__Job__:
Transcribe the entries below exactly; leave every image out.

-- begin Data for this exercise --

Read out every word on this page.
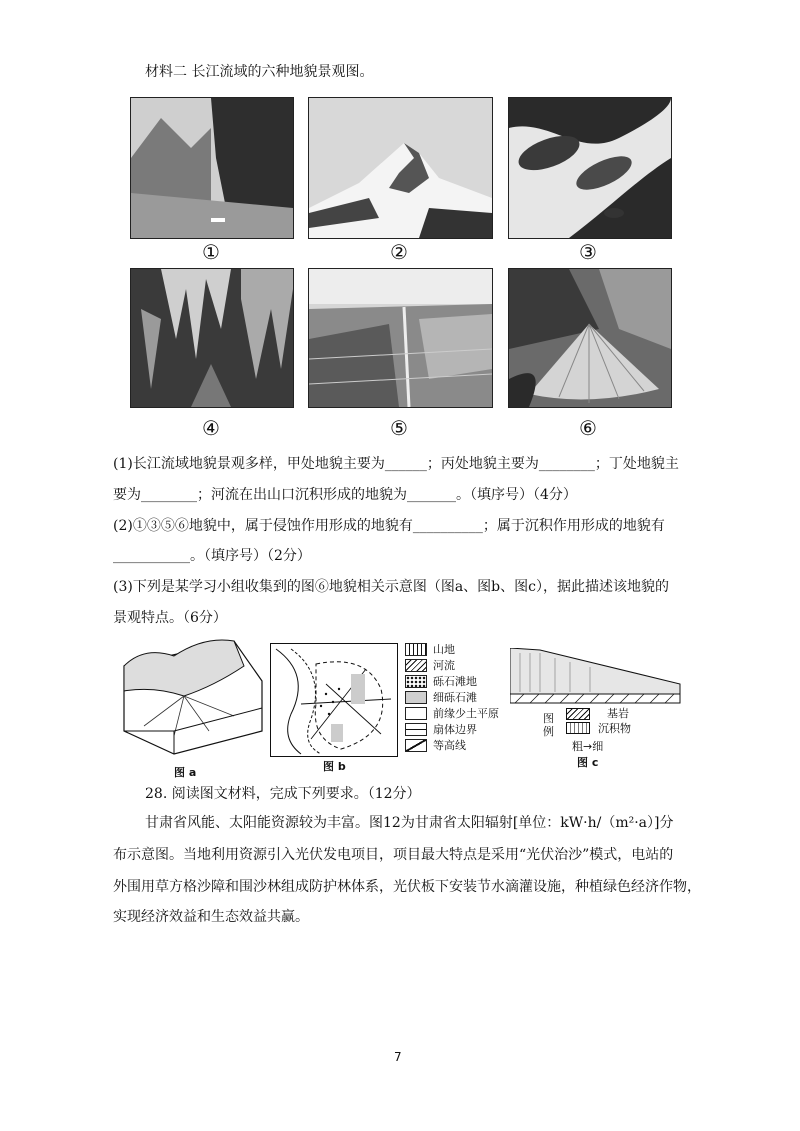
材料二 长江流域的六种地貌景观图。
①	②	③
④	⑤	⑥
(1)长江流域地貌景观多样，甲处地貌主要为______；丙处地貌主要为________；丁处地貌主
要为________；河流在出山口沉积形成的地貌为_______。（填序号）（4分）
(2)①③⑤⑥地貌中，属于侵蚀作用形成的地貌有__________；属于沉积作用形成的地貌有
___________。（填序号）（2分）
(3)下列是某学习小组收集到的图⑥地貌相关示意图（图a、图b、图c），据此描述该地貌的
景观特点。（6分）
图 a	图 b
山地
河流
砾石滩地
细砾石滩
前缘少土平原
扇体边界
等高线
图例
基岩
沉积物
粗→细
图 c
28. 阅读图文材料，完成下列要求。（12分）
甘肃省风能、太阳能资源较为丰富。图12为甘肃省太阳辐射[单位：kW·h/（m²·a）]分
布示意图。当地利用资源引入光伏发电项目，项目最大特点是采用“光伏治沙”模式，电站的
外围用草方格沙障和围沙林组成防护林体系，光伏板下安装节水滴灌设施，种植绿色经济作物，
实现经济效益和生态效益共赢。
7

-- end Data for this exercise --

__Problem solution__:
Read out every word on this page.
材料二 长江流域的六种地貌景观图。
①	②	③
④	⑤	⑥
(1)长江流域地貌景观多样，甲处地貌主要为______；丙处地貌主要为________；丁处地貌主
要为________；河流在出山口沉积形成的地貌为_______。（填序号）（4分）
(2)①③⑤⑥地貌中，属于侵蚀作用形成的地貌有__________；属于沉积作用形成的地貌有
___________。（填序号）（2分）
(3)下列是某学习小组收集到的图⑥地貌相关示意图（图a、图b、图c），据此描述该地貌的
景观特点。（6分）
图 a	图 b
山地
河流
砾石滩地
细砾石滩
前缘少土平原
扇体边界
等高线
图例
基岩
沉积物
粗→细
图 c
28. 阅读图文材料，完成下列要求。（12分）
甘肃省风能、太阳能资源较为丰富。图12为甘肃省太阳辐射[单位：kW·h/（m²·a）]分
布示意图。当地利用资源引入光伏发电项目，项目最大特点是采用“光伏治沙”模式，电站的
外围用草方格沙障和围沙林组成防护林体系，光伏板下安装节水滴灌设施，种植绿色经济作物，
实现经济效益和生态效益共赢。
7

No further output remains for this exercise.